:: INSTRUCTIONS FOR THE TASK ::
Lines before the one containing "Decode this image" are excluded; print that line and every line after it through the end of the material below, exactly.

:: DATA SHOWN ::
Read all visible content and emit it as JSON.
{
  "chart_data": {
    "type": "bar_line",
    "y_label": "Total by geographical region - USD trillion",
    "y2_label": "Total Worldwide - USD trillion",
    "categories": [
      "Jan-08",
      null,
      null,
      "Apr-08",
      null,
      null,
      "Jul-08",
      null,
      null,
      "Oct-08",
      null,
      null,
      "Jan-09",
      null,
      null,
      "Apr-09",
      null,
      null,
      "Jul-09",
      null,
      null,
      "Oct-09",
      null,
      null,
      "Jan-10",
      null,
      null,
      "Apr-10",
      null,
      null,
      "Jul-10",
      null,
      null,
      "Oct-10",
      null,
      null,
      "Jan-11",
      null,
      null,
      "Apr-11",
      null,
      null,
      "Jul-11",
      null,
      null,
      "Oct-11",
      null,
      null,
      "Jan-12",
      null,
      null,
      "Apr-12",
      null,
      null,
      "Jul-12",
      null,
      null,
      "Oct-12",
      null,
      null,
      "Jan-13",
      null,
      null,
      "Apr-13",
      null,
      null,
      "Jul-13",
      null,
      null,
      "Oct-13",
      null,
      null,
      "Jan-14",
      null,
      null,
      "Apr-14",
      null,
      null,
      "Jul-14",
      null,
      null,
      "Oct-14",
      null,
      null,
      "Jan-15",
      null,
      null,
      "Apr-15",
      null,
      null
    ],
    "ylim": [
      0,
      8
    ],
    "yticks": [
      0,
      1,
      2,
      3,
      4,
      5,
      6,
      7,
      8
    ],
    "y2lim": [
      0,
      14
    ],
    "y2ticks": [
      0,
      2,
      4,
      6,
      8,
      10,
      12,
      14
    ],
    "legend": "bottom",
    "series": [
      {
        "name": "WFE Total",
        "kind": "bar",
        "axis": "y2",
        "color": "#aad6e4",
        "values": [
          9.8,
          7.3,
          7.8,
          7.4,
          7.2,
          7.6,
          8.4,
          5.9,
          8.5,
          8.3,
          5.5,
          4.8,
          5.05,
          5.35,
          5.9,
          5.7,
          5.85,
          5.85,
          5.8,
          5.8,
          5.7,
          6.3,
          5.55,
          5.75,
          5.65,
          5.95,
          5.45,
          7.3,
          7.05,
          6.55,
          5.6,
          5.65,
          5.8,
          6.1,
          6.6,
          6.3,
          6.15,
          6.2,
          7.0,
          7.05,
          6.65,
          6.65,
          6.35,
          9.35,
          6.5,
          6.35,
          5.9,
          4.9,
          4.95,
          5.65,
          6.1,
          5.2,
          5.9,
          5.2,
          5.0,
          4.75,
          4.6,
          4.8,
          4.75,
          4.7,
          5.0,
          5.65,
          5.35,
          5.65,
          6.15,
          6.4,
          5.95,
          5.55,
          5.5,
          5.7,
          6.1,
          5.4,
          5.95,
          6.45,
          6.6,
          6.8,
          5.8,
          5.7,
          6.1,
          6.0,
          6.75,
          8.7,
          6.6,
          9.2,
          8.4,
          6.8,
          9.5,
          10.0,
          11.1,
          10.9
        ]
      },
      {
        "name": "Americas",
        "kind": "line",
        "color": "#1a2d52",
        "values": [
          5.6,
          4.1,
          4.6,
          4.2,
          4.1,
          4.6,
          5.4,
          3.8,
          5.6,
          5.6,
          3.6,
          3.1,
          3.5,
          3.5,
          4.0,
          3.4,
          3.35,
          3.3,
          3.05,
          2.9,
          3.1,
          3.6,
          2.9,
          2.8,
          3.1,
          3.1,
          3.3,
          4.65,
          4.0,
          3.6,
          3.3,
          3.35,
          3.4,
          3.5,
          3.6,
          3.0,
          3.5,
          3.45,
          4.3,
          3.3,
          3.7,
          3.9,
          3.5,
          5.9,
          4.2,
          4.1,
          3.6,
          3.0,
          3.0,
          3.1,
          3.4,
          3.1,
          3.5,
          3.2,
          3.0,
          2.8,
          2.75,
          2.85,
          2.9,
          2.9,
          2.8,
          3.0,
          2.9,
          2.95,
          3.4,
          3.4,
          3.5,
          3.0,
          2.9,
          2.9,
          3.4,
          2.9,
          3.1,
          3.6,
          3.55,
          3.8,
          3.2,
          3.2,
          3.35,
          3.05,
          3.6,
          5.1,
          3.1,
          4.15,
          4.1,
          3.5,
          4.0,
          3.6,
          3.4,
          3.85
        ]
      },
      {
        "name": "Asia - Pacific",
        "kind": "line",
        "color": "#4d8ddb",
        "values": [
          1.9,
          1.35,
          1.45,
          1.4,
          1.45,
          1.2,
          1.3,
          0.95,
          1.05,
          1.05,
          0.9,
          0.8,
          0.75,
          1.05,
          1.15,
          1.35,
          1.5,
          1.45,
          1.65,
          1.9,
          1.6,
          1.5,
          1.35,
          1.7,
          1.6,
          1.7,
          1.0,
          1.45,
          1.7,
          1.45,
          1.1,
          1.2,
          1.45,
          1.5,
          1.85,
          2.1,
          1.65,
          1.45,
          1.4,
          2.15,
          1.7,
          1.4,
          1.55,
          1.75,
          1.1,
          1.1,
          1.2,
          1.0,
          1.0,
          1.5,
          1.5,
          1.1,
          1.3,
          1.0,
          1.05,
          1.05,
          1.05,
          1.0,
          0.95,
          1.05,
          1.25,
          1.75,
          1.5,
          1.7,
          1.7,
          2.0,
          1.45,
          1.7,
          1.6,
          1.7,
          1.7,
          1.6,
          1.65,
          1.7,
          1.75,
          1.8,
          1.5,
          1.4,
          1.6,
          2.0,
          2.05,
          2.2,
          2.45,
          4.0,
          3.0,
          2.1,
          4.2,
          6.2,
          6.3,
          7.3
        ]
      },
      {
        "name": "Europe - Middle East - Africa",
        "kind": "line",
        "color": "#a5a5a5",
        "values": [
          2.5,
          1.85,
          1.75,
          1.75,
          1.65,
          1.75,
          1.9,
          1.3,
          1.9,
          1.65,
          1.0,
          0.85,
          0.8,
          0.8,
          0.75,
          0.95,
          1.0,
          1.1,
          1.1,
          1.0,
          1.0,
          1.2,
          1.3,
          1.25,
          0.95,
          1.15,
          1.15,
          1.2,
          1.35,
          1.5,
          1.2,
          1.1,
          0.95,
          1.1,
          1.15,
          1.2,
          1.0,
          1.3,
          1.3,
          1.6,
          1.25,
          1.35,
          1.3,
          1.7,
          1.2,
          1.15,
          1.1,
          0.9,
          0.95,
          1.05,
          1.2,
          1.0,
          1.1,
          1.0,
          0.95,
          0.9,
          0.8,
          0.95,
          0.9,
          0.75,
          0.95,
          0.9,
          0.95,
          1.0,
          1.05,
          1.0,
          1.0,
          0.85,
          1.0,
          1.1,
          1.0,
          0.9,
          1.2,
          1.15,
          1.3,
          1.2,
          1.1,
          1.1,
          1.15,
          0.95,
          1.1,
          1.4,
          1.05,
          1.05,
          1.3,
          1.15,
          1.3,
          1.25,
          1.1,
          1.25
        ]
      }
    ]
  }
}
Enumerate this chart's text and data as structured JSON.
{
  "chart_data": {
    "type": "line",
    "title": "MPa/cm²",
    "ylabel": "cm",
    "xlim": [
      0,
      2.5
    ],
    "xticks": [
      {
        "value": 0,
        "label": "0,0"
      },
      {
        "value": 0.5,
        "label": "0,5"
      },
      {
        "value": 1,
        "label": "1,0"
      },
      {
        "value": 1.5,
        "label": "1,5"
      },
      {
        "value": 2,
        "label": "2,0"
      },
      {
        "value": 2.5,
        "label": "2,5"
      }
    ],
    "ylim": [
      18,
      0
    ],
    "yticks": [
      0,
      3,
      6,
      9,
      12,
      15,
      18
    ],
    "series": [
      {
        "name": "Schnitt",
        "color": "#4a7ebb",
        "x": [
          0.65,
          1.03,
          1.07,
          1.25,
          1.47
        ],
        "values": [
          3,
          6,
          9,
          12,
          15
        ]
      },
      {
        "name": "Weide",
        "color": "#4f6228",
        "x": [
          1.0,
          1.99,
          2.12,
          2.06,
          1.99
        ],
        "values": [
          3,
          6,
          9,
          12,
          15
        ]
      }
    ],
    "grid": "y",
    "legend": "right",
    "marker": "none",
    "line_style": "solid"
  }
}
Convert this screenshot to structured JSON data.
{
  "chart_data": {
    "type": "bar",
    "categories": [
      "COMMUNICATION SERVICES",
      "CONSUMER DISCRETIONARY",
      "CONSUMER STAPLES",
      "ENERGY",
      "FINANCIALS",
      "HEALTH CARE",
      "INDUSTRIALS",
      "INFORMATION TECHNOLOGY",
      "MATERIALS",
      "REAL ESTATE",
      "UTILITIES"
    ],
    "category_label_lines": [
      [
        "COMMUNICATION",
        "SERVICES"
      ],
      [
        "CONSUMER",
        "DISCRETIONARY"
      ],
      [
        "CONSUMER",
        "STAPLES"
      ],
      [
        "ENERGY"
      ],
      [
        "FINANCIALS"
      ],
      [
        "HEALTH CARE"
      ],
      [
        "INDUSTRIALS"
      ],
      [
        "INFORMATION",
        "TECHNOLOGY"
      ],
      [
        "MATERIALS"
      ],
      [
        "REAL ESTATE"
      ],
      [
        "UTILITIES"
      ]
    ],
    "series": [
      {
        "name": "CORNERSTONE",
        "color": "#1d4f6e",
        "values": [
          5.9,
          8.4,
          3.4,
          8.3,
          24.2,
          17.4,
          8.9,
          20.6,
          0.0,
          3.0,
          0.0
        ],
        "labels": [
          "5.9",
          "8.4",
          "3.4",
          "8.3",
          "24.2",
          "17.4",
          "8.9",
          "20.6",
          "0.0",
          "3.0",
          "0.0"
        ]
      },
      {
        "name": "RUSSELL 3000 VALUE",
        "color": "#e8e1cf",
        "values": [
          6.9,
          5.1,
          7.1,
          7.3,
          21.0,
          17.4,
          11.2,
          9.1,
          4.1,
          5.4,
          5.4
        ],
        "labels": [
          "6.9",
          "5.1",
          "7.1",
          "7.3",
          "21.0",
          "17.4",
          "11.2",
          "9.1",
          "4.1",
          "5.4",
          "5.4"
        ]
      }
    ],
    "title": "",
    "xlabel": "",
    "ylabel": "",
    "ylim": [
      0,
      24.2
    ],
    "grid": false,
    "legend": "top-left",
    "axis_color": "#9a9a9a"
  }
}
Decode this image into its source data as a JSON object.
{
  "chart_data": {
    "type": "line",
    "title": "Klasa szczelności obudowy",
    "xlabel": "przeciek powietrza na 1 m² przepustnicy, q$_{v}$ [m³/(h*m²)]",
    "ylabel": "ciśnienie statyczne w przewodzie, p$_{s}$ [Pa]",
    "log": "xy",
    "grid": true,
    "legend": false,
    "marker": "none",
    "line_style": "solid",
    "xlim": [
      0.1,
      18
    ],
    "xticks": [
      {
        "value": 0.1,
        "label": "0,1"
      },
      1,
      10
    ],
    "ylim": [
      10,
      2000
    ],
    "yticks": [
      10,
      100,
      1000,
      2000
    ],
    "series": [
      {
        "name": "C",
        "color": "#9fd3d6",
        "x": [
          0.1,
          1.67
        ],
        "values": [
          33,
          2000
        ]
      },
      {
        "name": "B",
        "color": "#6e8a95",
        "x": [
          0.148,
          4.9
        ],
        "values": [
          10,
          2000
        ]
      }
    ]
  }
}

:: RESULT FOR THIS EXERCISE ::
Decode this image into its source data as a JSON object.
{
  "chart_data": {
    "type": "line",
    "title": "Klasa szczelności obudowy",
    "xlabel": "przeciek powietrza na 1 m² przepustnicy, q$_{v}$ [m³/(h*m²)]",
    "ylabel": "ciśnienie statyczne w przewodzie, p$_{s}$ [Pa]",
    "log": "xy",
    "grid": true,
    "legend": false,
    "marker": "none",
    "line_style": "solid",
    "xlim": [
      0.1,
      18
    ],
    "xticks": [
      {
        "value": 0.1,
        "label": "0,1"
      },
      1,
      10
    ],
    "ylim": [
      10,
      2000
    ],
    "yticks": [
      10,
      100,
      1000,
      2000
    ],
    "series": [
      {
        "name": "C",
        "color": "#9fd3d6",
        "x": [
          0.1,
          1.67
        ],
        "values": [
          33,
          2000
        ]
      },
      {
        "name": "B",
        "color": "#6e8a95",
        "x": [
          0.148,
          4.9
        ],
        "values": [
          10,
          2000
        ]
      }
    ]
  }
}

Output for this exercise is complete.